═══ Data to use
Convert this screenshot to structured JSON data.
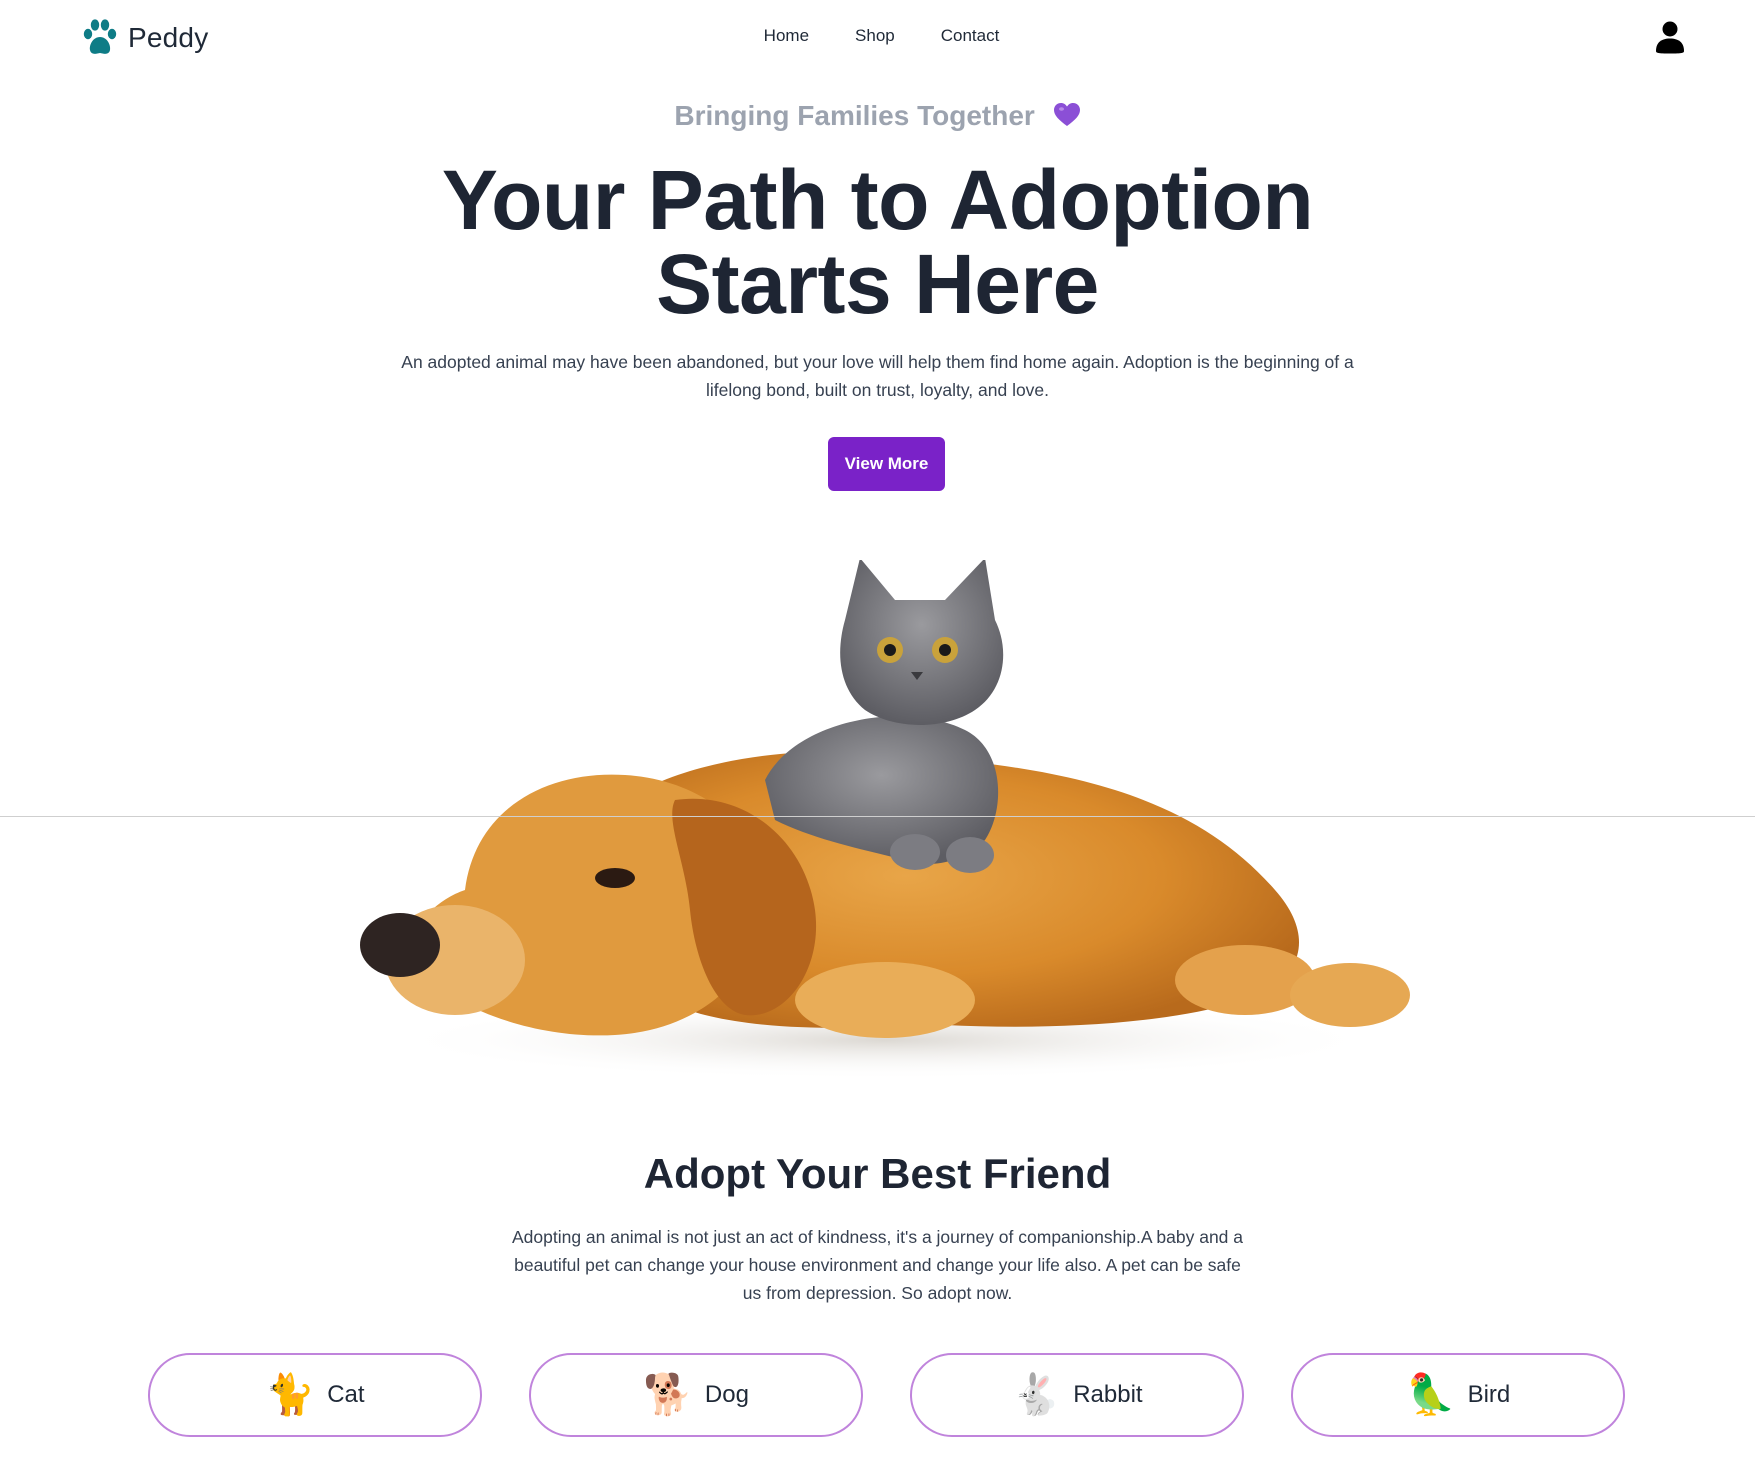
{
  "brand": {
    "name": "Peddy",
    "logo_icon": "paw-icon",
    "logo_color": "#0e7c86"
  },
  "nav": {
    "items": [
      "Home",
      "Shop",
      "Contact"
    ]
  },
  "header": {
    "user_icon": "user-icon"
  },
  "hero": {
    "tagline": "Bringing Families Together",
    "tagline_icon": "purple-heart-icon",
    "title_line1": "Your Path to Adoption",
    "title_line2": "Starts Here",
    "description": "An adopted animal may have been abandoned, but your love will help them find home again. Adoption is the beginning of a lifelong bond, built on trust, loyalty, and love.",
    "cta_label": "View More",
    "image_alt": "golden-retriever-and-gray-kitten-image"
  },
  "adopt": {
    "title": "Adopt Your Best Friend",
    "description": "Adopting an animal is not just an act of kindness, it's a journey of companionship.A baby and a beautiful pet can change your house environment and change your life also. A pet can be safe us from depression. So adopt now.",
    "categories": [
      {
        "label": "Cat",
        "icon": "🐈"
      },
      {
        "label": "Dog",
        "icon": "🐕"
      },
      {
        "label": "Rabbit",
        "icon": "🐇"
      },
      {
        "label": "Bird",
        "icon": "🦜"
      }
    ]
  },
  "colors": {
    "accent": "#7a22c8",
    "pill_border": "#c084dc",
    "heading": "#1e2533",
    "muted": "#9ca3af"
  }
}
══════
§ Do this
Write the full listing out again with every line unchanged, but include no pictures.

§ Solved exercise
Convert this screenshot to structured JSON data.
{
  "brand": {
    "name": "Peddy",
    "logo_icon": "paw-icon",
    "logo_color": "#0e7c86"
  },
  "nav": {
    "items": [
      "Home",
      "Shop",
      "Contact"
    ]
  },
  "header": {
    "user_icon": "user-icon"
  },
  "hero": {
    "tagline": "Bringing Families Together",
    "tagline_icon": "purple-heart-icon",
    "title_line1": "Your Path to Adoption",
    "title_line2": "Starts Here",
    "description": "An adopted animal may have been abandoned, but your love will help them find home again. Adoption is the beginning of a lifelong bond, built on trust, loyalty, and love.",
    "cta_label": "View More",
    "image_alt": "golden-retriever-and-gray-kitten-image"
  },
  "adopt": {
    "title": "Adopt Your Best Friend",
    "description": "Adopting an animal is not just an act of kindness, it's a journey of companionship.A baby and a beautiful pet can change your house environment and change your life also. A pet can be safe us from depression. So adopt now.",
    "categories": [
      {
        "label": "Cat",
        "icon": "🐈"
      },
      {
        "label": "Dog",
        "icon": "🐕"
      },
      {
        "label": "Rabbit",
        "icon": "🐇"
      },
      {
        "label": "Bird",
        "icon": "🦜"
      }
    ]
  },
  "colors": {
    "accent": "#7a22c8",
    "pill_border": "#c084dc",
    "heading": "#1e2533",
    "muted": "#9ca3af"
  }
}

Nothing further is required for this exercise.